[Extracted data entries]
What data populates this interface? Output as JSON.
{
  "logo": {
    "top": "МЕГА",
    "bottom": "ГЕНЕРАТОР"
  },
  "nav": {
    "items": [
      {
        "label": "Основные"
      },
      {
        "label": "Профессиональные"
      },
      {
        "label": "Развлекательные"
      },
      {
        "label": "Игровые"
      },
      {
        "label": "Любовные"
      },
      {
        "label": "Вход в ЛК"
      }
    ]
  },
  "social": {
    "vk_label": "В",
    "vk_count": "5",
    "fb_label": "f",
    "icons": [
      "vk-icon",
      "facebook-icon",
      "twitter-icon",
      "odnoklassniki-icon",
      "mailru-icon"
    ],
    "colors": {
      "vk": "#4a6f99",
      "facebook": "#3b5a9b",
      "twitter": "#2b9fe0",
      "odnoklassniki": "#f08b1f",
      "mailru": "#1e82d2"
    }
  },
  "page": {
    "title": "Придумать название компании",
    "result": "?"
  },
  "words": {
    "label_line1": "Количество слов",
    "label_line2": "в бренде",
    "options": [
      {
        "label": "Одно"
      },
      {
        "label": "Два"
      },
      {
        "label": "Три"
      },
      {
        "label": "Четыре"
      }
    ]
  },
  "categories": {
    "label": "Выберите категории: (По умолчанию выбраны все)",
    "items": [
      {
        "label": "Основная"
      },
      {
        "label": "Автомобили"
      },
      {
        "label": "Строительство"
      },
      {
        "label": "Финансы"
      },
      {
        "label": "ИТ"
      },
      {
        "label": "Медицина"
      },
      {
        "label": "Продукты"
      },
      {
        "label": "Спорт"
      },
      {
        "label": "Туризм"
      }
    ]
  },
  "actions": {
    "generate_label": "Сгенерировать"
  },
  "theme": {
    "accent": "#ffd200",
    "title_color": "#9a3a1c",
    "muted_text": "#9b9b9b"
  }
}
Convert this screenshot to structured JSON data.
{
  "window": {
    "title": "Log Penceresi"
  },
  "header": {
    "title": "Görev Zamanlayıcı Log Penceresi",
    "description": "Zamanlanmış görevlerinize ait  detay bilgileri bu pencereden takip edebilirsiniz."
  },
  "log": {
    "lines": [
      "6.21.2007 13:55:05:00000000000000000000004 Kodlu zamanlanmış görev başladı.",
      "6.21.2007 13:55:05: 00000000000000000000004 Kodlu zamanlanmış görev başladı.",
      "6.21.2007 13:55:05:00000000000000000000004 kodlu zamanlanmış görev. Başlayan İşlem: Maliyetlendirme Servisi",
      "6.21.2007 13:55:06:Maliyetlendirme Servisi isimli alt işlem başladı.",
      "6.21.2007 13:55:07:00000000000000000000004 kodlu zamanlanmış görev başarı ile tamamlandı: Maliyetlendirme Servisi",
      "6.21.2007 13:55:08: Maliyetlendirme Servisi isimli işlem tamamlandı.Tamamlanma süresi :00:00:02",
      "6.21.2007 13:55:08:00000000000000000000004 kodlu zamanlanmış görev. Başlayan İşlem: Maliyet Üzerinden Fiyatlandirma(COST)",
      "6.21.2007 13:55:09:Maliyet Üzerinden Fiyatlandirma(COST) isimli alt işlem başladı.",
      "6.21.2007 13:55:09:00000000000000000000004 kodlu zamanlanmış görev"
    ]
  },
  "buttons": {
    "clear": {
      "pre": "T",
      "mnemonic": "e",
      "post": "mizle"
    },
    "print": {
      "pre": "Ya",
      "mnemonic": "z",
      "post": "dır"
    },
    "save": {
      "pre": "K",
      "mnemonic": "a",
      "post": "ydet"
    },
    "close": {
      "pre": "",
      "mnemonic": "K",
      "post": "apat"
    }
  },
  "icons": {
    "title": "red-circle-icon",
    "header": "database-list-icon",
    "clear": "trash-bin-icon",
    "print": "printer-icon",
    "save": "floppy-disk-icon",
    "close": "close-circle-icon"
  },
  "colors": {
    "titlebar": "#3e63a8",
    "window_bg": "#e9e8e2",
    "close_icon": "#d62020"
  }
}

## EXERCISE
Pull out every line of the entries that includes the word "JSON".

## RESULT OF THIS EXERCISE
What data populates this interface? Output as JSON.
Convert this screenshot to structured JSON data.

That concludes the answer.